── Source data ──

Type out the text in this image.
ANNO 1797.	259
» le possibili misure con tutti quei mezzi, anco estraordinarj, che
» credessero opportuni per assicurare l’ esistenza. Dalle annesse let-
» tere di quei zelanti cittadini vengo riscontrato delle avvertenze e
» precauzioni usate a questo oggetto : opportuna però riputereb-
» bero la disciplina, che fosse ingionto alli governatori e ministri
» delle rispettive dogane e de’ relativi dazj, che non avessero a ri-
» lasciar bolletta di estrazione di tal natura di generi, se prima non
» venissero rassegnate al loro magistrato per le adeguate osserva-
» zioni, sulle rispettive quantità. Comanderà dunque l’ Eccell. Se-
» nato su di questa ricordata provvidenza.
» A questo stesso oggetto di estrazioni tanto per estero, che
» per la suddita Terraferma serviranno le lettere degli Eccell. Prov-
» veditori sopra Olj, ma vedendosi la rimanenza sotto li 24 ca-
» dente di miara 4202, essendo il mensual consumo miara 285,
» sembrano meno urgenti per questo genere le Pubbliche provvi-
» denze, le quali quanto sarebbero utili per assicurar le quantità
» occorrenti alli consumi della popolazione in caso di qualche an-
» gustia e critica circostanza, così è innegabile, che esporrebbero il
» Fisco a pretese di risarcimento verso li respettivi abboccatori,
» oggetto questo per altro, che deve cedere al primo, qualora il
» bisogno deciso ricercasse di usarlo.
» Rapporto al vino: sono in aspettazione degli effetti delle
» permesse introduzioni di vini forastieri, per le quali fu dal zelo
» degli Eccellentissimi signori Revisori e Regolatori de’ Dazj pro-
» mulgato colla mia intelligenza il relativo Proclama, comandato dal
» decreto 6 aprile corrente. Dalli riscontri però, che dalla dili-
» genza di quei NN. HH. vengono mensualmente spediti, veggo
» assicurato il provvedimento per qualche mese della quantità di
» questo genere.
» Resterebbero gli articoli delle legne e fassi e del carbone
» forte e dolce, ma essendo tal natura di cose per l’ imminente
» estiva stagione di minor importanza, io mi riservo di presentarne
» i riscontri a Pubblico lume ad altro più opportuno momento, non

───

Objective:
Return each entry from the material above exactly as it appears.

Exercise solution:
Type out the text in this image.
ANNO 1797.	259
» le possibili misure con tutti quei mezzi, anco estraordinarj, che
» credessero opportuni per assicurare l’ esistenza. Dalle annesse let-
» tere di quei zelanti cittadini vengo riscontrato delle avvertenze e
» precauzioni usate a questo oggetto : opportuna però riputereb-
» bero la disciplina, che fosse ingionto alli governatori e ministri
» delle rispettive dogane e de’ relativi dazj, che non avessero a ri-
» lasciar bolletta di estrazione di tal natura di generi, se prima non
» venissero rassegnate al loro magistrato per le adeguate osserva-
» zioni, sulle rispettive quantità. Comanderà dunque l’ Eccell. Se-
» nato su di questa ricordata provvidenza.
» A questo stesso oggetto di estrazioni tanto per estero, che
» per la suddita Terraferma serviranno le lettere degli Eccell. Prov-
» veditori sopra Olj, ma vedendosi la rimanenza sotto li 24 ca-
» dente di miara 4202, essendo il mensual consumo miara 285,
» sembrano meno urgenti per questo genere le Pubbliche provvi-
» denze, le quali quanto sarebbero utili per assicurar le quantità
» occorrenti alli consumi della popolazione in caso di qualche an-
» gustia e critica circostanza, così è innegabile, che esporrebbero il
» Fisco a pretese di risarcimento verso li respettivi abboccatori,
» oggetto questo per altro, che deve cedere al primo, qualora il
» bisogno deciso ricercasse di usarlo.
» Rapporto al vino: sono in aspettazione degli effetti delle
» permesse introduzioni di vini forastieri, per le quali fu dal zelo
» degli Eccellentissimi signori Revisori e Regolatori de’ Dazj pro-
» mulgato colla mia intelligenza il relativo Proclama, comandato dal
» decreto 6 aprile corrente. Dalli riscontri però, che dalla dili-
» genza di quei NN. HH. vengono mensualmente spediti, veggo
» assicurato il provvedimento per qualche mese della quantità di
» questo genere.
» Resterebbero gli articoli delle legne e fassi e del carbone
» forte e dolce, ma essendo tal natura di cose per l’ imminente
» estiva stagione di minor importanza, io mi riservo di presentarne
» i riscontri a Pubblico lume ad altro più opportuno momento, non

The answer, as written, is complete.